** Task goal **
Each line of the listing that contains the word "this" is to be copied.

** Stored rows **
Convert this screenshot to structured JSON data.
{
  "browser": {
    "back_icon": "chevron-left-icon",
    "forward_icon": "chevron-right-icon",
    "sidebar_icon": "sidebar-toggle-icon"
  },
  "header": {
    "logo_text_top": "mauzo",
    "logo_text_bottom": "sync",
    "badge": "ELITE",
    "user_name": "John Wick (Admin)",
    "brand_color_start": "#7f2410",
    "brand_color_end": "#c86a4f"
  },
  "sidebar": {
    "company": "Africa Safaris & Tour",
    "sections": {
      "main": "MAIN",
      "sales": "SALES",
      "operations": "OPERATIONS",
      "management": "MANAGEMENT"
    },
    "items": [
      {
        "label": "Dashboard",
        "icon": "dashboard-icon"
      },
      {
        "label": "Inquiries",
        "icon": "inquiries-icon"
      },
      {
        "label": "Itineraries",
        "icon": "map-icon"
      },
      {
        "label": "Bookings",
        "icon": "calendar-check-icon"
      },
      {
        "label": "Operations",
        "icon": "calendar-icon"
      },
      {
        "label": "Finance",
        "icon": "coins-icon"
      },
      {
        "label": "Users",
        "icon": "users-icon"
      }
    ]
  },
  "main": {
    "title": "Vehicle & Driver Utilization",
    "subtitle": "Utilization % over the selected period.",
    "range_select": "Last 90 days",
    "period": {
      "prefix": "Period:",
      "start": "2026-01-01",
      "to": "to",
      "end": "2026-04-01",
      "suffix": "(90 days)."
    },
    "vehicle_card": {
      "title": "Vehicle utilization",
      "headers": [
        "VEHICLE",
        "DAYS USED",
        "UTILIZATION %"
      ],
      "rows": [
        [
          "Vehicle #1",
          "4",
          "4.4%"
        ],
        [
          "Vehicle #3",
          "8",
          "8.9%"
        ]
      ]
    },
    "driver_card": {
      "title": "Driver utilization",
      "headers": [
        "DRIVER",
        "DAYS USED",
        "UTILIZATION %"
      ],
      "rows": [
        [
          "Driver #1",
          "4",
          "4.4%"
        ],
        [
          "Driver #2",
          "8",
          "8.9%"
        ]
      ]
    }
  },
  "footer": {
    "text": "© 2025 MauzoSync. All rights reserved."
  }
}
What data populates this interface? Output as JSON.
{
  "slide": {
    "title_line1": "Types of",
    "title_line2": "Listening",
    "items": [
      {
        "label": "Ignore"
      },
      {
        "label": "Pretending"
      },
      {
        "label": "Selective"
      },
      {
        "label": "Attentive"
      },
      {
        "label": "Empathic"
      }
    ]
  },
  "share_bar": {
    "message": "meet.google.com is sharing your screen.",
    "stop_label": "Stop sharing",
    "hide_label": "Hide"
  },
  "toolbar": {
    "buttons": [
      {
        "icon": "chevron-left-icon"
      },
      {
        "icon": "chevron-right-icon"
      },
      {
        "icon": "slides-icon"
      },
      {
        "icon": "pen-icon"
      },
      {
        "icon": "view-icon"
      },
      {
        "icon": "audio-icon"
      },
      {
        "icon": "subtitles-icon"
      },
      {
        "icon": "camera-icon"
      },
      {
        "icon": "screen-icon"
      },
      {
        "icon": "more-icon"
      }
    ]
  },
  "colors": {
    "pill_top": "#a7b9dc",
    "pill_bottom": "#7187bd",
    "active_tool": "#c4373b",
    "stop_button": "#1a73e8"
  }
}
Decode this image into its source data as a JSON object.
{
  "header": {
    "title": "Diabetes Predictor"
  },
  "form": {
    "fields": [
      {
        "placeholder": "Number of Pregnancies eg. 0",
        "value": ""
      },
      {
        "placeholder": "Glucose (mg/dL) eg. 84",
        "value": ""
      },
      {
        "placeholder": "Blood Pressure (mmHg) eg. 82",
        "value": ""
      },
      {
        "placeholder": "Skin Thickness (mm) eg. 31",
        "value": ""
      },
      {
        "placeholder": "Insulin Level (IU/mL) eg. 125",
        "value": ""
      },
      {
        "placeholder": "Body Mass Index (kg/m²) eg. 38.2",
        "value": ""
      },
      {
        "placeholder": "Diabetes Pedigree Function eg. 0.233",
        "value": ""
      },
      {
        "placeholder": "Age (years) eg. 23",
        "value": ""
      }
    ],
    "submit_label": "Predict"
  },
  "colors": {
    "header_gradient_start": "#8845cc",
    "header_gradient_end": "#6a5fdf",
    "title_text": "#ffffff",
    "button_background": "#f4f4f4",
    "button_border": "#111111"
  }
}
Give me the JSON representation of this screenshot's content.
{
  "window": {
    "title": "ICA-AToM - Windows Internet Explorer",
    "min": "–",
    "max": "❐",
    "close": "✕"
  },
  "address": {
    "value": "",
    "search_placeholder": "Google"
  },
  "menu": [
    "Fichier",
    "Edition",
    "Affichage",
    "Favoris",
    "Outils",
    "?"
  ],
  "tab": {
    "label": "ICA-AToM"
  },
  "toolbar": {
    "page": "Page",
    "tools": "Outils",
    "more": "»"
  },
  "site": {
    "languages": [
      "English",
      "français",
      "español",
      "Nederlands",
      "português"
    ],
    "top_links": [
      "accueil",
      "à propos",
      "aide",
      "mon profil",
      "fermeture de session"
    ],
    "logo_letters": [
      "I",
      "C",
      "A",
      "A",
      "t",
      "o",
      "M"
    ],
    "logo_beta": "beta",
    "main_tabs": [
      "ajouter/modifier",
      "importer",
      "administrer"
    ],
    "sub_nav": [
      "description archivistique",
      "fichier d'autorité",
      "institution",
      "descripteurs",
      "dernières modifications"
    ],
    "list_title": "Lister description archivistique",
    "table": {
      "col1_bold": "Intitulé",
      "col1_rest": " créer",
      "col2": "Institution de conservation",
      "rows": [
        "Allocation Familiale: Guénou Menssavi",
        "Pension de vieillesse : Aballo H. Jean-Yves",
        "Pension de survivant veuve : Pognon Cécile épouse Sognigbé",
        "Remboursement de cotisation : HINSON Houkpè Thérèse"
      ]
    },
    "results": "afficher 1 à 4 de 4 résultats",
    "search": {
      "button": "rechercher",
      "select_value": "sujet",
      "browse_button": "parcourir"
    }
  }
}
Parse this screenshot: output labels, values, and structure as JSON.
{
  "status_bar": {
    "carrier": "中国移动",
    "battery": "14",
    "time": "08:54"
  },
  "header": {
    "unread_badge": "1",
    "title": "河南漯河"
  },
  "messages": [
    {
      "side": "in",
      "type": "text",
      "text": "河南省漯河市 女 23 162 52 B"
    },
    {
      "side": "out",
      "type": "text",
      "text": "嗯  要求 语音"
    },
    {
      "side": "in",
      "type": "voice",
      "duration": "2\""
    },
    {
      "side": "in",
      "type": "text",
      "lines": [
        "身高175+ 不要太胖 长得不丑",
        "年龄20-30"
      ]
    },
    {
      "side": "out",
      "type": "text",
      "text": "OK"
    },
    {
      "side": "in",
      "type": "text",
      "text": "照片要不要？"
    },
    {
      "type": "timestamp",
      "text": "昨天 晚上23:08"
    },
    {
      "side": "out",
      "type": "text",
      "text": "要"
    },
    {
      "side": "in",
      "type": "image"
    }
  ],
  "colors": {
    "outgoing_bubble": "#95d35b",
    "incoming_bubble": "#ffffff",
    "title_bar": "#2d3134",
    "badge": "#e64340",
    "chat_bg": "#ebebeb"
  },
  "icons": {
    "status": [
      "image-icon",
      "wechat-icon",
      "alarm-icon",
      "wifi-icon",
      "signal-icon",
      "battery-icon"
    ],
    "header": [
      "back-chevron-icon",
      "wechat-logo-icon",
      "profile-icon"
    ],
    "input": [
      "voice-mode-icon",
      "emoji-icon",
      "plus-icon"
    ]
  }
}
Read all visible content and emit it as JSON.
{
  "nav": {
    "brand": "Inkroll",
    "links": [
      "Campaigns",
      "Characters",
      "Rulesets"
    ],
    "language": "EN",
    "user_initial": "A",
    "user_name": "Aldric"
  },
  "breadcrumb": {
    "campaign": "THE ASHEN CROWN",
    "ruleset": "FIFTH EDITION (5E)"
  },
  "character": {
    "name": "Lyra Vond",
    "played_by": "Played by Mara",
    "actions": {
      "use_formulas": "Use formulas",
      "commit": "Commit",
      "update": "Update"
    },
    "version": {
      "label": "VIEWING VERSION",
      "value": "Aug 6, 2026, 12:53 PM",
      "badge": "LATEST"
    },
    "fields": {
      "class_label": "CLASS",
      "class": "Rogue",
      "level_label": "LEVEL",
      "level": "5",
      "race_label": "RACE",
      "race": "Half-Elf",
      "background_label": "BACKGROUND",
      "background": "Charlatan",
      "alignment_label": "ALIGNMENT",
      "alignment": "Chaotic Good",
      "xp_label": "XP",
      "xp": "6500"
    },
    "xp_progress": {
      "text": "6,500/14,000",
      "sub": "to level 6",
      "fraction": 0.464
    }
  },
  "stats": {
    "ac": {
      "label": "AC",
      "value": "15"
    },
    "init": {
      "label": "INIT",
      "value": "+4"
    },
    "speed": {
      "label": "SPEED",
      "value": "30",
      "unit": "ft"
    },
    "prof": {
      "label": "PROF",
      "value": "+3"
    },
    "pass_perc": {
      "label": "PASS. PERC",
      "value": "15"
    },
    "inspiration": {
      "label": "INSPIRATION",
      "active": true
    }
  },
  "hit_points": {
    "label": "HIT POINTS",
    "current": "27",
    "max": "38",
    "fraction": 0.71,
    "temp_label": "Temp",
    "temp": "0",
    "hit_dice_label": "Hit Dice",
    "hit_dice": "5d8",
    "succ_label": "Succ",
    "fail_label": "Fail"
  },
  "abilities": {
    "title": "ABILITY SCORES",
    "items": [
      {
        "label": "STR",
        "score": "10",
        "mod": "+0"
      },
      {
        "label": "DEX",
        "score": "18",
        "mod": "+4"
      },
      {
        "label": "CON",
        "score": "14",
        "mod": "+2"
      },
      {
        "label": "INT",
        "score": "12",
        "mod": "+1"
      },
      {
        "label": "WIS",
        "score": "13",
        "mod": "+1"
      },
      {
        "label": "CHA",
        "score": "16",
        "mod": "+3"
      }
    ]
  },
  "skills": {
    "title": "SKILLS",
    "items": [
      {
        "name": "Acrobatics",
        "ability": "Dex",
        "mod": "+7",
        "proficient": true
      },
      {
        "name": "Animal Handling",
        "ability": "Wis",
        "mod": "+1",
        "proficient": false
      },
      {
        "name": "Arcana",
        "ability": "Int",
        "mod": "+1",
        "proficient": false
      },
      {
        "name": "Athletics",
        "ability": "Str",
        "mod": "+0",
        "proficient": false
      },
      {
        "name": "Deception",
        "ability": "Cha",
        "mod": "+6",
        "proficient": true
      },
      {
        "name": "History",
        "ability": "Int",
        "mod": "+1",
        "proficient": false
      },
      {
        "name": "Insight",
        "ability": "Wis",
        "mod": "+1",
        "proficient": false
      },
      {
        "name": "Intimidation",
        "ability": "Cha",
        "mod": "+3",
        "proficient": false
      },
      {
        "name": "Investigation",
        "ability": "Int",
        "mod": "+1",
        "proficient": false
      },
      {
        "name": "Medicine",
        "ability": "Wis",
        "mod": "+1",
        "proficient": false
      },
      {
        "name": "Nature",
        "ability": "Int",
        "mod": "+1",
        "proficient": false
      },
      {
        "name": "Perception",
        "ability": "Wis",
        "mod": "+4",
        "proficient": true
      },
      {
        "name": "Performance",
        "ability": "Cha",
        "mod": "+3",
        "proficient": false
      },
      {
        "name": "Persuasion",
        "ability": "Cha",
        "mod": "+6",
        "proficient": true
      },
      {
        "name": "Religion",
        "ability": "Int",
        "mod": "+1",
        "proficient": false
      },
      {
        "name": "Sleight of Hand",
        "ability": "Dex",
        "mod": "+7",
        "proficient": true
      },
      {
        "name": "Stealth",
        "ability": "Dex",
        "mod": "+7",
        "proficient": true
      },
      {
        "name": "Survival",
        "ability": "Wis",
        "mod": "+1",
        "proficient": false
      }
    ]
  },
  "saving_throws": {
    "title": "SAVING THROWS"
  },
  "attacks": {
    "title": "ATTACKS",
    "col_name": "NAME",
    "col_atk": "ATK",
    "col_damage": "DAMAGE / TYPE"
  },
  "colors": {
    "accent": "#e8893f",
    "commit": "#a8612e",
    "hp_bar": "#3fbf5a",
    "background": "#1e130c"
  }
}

** Written response **
Convert this screenshot to structured JSON data.
What data populates this interface? Output as JSON.
Decode this image into its source data as a JSON object.
Give me the JSON representation of this screenshot's content.
Parse this screenshot: output labels, values, and structure as JSON.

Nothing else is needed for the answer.